#### YOUR GOAL
Take every line from the listing below that contains "хоналарда".

-- Begin --

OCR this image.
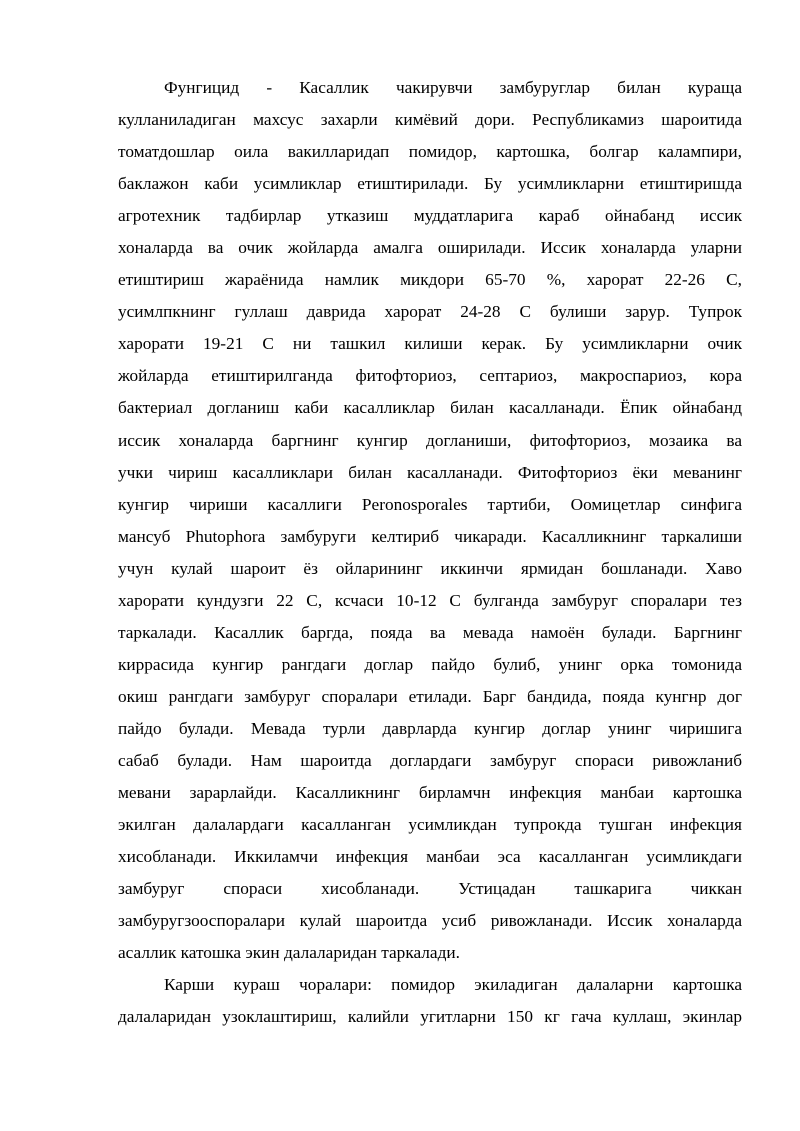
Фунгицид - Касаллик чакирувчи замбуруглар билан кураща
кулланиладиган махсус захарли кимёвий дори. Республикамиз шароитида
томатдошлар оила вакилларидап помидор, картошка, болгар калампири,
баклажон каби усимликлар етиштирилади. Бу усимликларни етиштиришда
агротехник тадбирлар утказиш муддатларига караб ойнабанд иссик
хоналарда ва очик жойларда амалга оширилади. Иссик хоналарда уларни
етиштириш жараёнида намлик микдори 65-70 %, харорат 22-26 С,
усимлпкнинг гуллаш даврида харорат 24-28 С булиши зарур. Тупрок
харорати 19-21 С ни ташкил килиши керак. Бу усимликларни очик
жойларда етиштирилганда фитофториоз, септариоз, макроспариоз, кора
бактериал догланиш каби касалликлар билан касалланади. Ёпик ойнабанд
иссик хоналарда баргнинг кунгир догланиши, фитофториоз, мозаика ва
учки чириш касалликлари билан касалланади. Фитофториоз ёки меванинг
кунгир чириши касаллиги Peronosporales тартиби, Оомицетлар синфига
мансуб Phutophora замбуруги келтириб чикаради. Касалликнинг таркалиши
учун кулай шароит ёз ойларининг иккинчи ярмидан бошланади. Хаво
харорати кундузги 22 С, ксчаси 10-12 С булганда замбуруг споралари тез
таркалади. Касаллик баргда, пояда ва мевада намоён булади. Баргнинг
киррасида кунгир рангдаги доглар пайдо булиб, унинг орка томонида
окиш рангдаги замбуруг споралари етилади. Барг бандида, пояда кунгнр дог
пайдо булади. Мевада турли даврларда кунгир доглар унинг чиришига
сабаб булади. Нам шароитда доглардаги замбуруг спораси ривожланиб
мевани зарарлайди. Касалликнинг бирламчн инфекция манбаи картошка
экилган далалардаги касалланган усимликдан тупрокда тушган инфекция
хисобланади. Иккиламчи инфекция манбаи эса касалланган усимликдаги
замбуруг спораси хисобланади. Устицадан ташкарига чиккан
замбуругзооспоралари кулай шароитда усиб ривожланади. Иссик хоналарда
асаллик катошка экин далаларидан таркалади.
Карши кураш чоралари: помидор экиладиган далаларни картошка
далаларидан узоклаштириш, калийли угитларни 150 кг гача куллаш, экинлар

-- End --
-- Begin --

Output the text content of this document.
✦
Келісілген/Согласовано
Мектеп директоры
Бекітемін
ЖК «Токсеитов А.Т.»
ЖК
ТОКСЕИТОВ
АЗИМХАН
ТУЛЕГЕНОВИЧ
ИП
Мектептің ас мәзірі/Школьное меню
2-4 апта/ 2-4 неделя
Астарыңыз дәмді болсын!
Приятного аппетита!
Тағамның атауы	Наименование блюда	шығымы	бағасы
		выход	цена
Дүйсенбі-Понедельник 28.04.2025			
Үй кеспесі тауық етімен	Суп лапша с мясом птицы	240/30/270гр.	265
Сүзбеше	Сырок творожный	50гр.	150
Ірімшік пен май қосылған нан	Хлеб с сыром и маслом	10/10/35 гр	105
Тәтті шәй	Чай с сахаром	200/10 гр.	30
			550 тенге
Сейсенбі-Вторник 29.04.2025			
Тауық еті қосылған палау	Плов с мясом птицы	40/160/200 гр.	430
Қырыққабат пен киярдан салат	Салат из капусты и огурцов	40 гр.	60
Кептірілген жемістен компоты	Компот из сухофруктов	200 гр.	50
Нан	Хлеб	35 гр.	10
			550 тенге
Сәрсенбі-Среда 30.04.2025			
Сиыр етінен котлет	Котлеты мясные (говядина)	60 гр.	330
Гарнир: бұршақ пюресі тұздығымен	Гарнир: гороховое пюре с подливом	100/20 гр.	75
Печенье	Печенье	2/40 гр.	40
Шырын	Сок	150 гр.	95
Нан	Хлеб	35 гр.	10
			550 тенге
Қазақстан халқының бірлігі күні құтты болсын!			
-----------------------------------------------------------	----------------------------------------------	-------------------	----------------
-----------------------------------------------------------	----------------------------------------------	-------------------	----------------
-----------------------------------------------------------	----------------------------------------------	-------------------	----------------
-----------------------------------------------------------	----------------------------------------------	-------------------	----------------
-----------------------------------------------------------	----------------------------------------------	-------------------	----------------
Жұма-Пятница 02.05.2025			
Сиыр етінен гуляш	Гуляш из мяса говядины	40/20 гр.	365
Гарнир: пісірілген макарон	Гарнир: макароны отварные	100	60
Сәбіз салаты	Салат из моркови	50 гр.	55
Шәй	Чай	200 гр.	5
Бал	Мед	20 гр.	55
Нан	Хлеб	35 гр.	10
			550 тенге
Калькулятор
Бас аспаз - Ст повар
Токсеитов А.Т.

-- End --
-- Begin --

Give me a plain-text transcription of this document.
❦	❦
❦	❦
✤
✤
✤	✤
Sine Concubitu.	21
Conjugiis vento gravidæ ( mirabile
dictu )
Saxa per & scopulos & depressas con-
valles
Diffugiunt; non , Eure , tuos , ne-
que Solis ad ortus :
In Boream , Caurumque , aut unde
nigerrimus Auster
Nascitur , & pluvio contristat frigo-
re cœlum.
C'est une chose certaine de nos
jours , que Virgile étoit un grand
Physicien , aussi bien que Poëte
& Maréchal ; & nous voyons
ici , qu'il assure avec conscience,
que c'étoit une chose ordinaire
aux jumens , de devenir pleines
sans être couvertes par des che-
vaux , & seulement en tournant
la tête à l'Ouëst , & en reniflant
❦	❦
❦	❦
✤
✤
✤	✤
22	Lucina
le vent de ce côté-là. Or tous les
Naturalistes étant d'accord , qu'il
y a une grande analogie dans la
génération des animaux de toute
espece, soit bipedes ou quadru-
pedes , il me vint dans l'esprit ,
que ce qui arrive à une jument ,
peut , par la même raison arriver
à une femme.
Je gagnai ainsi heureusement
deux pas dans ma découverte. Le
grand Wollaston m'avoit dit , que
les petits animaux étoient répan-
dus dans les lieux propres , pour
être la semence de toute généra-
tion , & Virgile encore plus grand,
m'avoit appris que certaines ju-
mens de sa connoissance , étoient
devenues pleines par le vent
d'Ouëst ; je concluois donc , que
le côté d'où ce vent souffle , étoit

-- End --

#### ANSWER TO THE EXERCISE
хоналарда ва очик жойларда амалга оширилади. Иссик хоналарда уларни
иссик хоналарда баргнинг кунгир догланиши, фитофториоз, мозаика ва
замбуругзооспоралари кулай шароитда усиб ривожланади. Иссик хоналарда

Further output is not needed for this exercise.